Extracts from a graphics dataset:
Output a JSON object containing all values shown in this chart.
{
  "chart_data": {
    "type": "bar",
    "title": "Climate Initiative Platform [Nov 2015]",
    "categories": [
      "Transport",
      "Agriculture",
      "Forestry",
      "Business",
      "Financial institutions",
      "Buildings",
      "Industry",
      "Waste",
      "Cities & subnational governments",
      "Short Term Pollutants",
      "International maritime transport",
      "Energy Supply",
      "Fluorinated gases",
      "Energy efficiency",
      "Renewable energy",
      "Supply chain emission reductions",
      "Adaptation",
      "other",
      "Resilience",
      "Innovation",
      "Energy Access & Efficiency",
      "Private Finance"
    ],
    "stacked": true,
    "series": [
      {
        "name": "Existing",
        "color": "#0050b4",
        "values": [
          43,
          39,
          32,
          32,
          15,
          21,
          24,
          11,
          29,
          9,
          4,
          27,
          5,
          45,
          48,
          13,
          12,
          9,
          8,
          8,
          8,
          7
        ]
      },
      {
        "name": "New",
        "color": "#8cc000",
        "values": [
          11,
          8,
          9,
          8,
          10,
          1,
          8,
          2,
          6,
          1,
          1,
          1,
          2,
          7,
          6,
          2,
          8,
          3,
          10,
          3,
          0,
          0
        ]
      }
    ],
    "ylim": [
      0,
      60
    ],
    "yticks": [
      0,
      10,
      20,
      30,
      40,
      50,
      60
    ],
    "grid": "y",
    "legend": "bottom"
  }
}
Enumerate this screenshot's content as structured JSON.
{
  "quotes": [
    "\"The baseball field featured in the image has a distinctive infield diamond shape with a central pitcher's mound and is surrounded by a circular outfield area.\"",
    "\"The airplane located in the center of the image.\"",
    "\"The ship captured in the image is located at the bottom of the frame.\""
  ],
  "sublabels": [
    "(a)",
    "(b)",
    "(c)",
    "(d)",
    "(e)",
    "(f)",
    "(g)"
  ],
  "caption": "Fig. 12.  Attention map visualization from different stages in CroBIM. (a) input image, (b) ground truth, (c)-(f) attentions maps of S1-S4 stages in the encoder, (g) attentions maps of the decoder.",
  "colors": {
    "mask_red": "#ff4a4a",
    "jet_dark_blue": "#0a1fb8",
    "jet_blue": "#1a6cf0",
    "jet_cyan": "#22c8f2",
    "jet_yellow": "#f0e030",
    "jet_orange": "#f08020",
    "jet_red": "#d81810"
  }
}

Given request: Return all lines with the word "this" in them.

Full answer:
Output a JSON object containing all values shown in this chart.
Enumerate this screenshot's content as structured JSON.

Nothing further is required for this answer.